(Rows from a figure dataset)
::::::::::
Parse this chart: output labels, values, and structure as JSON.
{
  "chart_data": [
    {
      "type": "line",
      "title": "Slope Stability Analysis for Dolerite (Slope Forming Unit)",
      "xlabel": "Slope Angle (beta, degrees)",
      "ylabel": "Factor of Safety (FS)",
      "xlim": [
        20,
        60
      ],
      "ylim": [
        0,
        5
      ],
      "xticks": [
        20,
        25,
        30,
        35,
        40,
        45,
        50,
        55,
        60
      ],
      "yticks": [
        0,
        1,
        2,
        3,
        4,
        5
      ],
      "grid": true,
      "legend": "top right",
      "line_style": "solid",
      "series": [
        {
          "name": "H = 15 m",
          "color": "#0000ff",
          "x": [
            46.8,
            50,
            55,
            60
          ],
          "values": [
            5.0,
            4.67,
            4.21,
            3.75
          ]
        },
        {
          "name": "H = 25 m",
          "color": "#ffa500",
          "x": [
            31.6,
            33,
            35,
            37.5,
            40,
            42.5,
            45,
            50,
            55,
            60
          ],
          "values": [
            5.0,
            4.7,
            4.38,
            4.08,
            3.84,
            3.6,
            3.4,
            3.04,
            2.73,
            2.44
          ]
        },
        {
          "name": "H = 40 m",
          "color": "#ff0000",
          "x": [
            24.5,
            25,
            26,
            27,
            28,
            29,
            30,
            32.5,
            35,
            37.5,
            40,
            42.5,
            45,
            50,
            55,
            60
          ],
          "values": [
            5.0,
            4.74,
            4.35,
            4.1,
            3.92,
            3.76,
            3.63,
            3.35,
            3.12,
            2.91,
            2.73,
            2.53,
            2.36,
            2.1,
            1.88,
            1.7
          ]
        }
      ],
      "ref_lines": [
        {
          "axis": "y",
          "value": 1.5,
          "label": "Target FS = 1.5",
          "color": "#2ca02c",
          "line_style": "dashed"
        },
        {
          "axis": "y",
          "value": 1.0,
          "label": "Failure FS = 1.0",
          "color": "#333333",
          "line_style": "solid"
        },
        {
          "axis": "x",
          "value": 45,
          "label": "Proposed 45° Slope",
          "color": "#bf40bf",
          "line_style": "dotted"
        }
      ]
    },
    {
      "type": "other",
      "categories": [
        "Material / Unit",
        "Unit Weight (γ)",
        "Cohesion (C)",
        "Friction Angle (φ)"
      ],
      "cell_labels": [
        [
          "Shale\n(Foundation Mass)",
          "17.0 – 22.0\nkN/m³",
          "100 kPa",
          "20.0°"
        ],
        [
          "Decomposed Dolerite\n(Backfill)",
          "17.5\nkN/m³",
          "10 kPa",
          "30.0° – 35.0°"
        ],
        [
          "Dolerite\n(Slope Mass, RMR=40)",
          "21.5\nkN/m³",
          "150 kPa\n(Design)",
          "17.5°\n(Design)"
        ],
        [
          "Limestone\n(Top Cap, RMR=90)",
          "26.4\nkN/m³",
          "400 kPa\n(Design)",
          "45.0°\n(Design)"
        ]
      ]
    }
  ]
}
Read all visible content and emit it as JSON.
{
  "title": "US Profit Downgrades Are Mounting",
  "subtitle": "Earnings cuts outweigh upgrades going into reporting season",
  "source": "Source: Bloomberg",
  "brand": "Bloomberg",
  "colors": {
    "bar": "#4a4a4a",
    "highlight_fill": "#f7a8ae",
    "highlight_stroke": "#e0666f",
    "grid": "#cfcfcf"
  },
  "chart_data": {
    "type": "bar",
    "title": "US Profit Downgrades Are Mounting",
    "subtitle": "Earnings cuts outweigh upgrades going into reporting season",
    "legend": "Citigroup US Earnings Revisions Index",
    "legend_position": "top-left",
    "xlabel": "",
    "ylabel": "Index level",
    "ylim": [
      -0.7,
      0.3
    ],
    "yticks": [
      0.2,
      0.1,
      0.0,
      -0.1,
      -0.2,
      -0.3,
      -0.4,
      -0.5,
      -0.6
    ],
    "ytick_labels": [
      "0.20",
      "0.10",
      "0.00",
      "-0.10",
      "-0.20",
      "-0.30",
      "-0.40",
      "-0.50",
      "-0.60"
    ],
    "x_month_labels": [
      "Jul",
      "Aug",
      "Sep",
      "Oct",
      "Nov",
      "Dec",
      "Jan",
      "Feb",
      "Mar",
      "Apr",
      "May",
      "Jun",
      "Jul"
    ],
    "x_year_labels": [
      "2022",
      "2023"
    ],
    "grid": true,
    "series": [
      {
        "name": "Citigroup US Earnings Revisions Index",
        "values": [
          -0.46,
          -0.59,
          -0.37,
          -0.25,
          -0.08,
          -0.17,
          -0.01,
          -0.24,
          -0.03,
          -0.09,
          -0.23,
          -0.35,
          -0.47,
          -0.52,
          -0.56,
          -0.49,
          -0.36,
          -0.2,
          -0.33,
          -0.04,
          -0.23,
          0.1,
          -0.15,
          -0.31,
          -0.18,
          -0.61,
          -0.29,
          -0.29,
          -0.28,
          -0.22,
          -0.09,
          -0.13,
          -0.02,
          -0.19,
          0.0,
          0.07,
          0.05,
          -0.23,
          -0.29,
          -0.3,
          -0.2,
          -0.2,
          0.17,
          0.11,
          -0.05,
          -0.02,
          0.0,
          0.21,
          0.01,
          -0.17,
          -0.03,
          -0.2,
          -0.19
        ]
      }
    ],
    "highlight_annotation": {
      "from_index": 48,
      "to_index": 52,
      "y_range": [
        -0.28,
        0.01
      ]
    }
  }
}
::::::::::
Give only the count of lines in which the string "Revisions" appears.

• SOLUTION TO THIS PROBLEM: 2